設問:
1. 中耳炎についての文章では、鼓膜の厚さはどれだけとされているか。
2. 中耳炎についての文章を、最後の文の後から書き継いでください。

学習用テキスト:
........
耳とその周囲の構造
鼓膜切開の適応
1. 鼓膜の発赤・膨隆があり、耳痛・発熱などの急性症状の強いとき
2. すでに耳漏が認められるが、排膿が不十分で症状が持続するとき
3. 急性症状・所見が消退したのに、中耳に貯留液が残っているとき
4. 浸出生中耳炎の保存的治療により病状の改善が認められないとき
慢性中耳炎
右慢性中耳炎 左慢性中耳炎化膿症
【質問】
以前から右の耳の聴こえ方が悪く、いまは電話にも苦労しています。近所の耳鼻科で診てもらうと慢性中耳炎で鼓膜に穴があいているということでした。鼓膜再生には手術が必要で、1ヶ月以上入院しなければならないということです。よい治療法はないでしょうか。
【解答】
鼓膜は直径1センチ、厚さ0.1ミリの薄い膜です。慢性中耳炎は、中耳に膿がたまり、それを放置したり治療を中断したりしたため慢性化したものです。鼓膜に穴があくことを鼓膜穿孔といい、原因はほとんどが慢性中耳炎です。耳掻きなどで鼓膜に穴を開けてしまう外傷性鼓膜裂傷もあります。慢性中耳炎では、鼓膜が正常に振動しなくなるので聴力が低下し、感染を起こすと耳だれを繰り返しますが、その程度は個人差が大きく、症状があっても日常生活を送るうえでさほど問題がない場合には、放置している人も多いようです。軽度の慢性中耳炎であれば、抗生物質の内服や点耳をして耳鼻咽喉科外来で耳の掃除を繰り返しているだけでもよいでしょう。しかし、真珠腫性中耳炎では、進行すると内耳炎、顔面神経麻痺、髄膜炎、脳膿瘍などの重大な合併症を招くこともあり、注意が必要です。
........
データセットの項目
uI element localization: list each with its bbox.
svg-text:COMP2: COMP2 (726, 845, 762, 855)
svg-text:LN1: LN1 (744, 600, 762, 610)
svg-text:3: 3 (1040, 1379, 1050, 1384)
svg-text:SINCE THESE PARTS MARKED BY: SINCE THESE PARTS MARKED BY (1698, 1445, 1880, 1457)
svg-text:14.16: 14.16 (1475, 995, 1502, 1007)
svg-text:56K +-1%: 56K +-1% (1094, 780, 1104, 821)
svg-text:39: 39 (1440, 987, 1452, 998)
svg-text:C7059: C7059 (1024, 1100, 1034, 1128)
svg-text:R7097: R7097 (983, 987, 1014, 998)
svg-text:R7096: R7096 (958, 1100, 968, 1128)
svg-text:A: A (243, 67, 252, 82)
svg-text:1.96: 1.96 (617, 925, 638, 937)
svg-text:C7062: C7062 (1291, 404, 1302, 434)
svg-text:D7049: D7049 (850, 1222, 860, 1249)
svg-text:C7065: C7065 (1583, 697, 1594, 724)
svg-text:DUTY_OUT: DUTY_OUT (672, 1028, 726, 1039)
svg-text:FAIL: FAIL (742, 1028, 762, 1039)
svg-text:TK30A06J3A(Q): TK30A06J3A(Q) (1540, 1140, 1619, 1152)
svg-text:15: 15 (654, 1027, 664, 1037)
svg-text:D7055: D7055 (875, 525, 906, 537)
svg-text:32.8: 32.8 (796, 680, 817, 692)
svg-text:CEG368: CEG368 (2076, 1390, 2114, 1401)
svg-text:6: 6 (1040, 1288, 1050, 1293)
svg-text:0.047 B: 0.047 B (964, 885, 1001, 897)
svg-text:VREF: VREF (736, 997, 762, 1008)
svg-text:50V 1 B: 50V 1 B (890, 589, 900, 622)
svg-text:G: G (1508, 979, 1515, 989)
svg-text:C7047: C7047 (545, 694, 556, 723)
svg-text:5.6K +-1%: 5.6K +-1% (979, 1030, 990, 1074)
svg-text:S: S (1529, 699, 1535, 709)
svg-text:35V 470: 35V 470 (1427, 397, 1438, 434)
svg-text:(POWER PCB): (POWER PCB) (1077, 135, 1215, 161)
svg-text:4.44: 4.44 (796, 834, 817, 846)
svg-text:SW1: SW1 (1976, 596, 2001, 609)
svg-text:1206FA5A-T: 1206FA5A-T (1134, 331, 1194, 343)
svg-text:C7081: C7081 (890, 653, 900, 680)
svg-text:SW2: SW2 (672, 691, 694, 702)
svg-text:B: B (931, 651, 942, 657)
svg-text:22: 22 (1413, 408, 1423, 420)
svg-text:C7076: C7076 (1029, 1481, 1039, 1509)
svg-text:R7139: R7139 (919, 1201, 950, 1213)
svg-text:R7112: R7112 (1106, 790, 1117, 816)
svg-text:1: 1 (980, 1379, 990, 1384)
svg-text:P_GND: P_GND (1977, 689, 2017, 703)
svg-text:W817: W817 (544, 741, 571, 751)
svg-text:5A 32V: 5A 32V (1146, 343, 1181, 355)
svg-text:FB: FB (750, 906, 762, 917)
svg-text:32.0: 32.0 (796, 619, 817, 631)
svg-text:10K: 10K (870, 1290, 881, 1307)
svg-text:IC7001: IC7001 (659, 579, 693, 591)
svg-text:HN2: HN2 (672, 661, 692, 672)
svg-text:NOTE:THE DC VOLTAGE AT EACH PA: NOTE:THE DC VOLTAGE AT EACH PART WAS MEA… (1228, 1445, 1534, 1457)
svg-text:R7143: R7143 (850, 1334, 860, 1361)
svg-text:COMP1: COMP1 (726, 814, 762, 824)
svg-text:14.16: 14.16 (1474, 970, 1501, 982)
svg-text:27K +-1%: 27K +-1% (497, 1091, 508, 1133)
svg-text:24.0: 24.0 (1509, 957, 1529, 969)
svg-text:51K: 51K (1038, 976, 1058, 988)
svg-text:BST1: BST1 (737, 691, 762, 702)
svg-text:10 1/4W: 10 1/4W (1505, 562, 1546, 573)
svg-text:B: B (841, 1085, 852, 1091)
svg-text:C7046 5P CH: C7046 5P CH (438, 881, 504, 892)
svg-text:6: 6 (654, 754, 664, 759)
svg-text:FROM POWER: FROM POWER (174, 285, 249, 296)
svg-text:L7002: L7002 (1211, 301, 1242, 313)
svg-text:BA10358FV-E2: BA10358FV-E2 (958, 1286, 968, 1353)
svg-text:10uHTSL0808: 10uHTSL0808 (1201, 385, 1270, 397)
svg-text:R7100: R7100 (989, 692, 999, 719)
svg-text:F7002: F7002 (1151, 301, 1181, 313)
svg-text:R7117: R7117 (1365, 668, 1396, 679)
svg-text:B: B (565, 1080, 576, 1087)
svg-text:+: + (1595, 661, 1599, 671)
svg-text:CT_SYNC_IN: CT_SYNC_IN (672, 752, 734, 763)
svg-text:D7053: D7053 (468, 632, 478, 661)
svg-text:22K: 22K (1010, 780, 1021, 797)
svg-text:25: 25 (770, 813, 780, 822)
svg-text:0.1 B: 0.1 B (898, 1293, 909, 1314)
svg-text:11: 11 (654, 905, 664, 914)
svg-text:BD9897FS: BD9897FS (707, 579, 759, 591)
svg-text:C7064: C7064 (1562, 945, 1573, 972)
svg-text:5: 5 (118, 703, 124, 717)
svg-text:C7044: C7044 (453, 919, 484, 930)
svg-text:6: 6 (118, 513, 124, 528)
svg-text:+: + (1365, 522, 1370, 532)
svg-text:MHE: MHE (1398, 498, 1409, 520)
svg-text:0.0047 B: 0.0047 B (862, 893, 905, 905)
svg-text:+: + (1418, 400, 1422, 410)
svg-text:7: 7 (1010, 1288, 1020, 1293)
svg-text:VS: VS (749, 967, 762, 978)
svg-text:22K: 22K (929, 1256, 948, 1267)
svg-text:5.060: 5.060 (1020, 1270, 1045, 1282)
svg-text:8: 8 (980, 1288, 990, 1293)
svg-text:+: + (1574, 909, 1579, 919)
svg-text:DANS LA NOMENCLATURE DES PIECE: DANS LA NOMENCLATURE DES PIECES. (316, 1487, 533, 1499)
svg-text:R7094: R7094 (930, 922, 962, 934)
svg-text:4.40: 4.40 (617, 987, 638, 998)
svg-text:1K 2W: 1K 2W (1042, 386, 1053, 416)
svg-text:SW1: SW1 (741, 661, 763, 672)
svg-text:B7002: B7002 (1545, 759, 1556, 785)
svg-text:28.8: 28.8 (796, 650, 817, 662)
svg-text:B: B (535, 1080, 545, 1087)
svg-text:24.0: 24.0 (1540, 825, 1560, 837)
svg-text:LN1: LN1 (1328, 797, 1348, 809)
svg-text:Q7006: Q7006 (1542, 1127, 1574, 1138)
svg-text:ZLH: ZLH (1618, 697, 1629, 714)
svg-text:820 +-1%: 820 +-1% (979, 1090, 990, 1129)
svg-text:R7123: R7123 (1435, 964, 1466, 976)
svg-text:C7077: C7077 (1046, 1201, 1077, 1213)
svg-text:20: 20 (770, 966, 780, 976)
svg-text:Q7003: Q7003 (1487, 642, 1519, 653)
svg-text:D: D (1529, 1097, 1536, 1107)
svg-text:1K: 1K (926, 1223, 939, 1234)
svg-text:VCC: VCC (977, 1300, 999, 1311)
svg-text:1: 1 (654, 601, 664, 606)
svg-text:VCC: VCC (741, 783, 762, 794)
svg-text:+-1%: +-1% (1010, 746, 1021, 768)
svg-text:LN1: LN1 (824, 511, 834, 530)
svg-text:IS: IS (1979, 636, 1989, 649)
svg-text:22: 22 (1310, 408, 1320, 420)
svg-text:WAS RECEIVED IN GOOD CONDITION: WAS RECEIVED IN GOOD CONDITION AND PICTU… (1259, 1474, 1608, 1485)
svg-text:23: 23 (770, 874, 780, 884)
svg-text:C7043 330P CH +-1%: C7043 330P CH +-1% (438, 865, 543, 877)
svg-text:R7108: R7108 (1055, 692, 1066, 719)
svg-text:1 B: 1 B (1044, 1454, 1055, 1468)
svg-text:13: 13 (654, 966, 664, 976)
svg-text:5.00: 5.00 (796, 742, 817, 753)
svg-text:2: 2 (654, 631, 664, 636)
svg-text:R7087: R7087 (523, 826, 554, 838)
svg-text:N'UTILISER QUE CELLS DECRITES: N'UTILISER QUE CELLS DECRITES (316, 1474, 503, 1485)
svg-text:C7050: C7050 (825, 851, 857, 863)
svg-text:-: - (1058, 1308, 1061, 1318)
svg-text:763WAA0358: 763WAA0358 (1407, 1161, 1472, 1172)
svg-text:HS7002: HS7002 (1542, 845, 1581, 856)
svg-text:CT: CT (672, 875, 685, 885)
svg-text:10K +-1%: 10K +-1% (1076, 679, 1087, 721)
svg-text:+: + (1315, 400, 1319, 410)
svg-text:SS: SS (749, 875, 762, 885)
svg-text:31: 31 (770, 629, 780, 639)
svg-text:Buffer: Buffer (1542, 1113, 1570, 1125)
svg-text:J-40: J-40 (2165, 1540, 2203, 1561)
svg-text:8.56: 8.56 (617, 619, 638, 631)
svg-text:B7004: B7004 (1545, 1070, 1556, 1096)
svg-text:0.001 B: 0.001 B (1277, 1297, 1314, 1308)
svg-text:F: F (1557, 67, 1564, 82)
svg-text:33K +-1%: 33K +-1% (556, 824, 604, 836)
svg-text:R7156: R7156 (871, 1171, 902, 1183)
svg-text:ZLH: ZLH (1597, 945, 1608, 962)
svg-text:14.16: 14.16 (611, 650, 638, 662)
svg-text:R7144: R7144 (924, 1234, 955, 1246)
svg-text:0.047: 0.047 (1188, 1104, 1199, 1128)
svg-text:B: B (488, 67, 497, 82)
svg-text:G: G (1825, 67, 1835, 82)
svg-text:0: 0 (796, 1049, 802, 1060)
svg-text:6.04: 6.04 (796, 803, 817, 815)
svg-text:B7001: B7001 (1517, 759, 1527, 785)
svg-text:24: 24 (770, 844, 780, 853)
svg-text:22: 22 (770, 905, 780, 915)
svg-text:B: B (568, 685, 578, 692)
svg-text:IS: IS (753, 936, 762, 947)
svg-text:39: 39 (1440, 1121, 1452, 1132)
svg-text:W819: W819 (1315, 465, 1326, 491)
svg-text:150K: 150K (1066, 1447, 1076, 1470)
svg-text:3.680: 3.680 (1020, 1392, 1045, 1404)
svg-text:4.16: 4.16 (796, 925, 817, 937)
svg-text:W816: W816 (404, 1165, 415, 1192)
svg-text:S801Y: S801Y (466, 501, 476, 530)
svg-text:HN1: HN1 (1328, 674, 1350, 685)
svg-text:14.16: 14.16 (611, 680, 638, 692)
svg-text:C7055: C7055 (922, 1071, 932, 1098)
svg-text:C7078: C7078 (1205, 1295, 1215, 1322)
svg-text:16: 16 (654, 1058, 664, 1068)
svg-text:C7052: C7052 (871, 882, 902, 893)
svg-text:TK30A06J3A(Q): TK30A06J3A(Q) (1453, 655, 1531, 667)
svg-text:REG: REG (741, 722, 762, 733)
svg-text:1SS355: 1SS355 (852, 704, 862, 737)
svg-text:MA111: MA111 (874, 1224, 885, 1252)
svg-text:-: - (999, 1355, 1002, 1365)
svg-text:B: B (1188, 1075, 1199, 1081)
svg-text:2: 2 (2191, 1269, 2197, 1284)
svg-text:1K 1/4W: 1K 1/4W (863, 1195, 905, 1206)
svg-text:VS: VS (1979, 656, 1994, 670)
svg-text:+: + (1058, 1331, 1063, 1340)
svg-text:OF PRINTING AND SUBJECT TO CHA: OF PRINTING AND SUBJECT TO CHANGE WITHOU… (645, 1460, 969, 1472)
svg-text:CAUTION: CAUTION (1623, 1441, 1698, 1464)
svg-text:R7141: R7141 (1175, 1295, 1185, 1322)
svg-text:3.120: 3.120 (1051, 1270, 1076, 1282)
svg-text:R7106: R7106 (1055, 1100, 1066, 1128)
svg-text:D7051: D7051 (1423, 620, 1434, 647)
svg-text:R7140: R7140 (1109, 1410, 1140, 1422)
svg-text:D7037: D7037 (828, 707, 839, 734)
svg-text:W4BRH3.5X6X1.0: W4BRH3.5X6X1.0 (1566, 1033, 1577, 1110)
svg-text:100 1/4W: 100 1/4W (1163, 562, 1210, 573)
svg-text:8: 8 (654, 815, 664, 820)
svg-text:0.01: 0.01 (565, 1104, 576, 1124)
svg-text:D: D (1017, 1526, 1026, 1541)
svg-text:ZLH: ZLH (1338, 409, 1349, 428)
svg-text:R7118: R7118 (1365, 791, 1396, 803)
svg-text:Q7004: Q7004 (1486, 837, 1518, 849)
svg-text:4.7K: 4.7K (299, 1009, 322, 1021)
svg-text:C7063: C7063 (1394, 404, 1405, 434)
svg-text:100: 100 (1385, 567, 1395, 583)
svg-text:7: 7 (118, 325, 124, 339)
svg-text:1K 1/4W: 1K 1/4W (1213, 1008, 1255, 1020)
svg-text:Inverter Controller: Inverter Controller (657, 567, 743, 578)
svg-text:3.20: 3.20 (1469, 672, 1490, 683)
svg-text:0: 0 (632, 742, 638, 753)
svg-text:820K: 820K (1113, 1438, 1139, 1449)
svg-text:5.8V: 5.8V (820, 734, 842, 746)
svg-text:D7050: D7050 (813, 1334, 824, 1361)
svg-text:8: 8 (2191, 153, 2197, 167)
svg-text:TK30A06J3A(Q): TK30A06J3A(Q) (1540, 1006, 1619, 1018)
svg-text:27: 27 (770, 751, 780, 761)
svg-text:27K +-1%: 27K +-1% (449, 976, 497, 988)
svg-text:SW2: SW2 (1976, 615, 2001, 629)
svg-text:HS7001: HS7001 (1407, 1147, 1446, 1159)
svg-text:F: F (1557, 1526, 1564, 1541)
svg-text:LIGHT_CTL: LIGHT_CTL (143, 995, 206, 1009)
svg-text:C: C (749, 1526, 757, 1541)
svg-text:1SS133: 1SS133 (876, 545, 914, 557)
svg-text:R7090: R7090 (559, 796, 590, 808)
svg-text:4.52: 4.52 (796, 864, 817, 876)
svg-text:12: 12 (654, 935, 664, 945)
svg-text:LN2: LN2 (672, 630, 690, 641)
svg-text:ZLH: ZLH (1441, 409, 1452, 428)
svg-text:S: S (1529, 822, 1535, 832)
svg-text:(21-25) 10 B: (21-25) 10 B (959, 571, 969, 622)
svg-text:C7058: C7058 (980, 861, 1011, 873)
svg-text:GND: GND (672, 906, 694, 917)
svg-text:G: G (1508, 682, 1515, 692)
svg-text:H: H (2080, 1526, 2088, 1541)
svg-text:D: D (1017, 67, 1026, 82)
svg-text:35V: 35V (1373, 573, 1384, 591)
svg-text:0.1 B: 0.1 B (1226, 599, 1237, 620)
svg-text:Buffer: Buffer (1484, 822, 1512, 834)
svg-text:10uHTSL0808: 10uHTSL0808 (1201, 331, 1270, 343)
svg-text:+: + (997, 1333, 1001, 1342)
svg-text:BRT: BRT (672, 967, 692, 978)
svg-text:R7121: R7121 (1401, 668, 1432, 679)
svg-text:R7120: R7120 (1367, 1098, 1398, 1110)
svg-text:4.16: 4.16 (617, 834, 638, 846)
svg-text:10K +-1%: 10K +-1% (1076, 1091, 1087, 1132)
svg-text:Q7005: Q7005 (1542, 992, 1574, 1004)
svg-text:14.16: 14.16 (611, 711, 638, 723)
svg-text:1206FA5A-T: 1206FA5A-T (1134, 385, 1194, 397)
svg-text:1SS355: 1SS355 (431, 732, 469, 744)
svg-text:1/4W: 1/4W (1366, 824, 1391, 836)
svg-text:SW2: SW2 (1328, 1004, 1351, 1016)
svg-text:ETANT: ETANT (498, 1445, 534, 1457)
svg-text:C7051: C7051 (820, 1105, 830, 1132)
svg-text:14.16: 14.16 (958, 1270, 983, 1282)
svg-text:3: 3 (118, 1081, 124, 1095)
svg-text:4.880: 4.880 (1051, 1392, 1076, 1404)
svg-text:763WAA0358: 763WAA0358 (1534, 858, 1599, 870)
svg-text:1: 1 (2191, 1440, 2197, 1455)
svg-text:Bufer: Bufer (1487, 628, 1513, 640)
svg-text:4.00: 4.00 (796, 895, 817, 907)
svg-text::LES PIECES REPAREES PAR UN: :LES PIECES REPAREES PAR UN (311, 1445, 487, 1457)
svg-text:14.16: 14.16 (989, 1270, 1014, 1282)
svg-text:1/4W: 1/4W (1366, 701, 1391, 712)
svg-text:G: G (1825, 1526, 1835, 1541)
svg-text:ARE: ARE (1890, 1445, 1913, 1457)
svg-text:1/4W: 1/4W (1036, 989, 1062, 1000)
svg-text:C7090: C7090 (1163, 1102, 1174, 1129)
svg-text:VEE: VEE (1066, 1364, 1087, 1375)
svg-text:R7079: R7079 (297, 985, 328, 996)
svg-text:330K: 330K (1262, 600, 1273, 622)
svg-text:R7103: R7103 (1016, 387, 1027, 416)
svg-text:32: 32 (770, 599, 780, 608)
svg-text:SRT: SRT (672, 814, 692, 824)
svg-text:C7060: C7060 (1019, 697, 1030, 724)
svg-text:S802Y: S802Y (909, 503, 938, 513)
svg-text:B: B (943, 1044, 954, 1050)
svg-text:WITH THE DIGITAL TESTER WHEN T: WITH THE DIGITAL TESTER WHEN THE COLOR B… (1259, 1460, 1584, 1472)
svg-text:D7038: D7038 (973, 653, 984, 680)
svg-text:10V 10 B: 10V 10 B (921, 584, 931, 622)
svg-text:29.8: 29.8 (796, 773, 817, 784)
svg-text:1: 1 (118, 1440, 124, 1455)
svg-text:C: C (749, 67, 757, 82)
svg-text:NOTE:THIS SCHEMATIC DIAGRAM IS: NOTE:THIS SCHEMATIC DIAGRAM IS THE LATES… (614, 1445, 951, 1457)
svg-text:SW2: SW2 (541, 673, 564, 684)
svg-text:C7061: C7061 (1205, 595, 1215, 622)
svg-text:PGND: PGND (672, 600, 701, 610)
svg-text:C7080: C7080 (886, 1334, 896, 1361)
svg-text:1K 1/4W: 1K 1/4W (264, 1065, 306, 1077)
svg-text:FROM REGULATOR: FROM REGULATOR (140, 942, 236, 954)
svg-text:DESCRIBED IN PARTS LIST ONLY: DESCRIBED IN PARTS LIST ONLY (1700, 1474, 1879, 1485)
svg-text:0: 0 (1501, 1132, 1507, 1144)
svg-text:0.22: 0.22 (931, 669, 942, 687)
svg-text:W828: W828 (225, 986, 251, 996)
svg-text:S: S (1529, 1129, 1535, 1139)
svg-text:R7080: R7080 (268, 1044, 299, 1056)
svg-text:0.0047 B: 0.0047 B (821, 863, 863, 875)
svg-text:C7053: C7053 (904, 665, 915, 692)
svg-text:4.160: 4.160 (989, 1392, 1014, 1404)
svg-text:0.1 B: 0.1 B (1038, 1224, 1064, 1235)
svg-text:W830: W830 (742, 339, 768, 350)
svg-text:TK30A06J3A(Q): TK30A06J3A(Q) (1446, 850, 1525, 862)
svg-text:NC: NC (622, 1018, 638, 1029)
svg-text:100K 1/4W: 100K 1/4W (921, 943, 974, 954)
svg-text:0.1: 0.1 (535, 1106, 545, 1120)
........
回答:
1. 0.1ミリ。

2.
鼓膜穿孔の根本的な治療方法は、「鼓膜形成術」という手術です。手術は顕微鏡下で、鼓膜周辺を局所麻酔した後、穴のあいた鼓膜の縁を針ではがします。その上にあらかじめ耳の後ろの皮下から取った筋膜をあてがい、フイブリン糊という接着剤で固定して穴をふさぐ方法です。術後は1〜3ヵ月で鼓膜が再生し、聴力も回復します。鼓膜穿孔が大きかったり、感染が加わっていたり、炎症が深部にまで及んでいるような慢性中耳炎のケースでは入院手術となるかと思いますが、最近では入院期間も短縮され、医療機関によっては日帰り手術として行われることも多くなりました。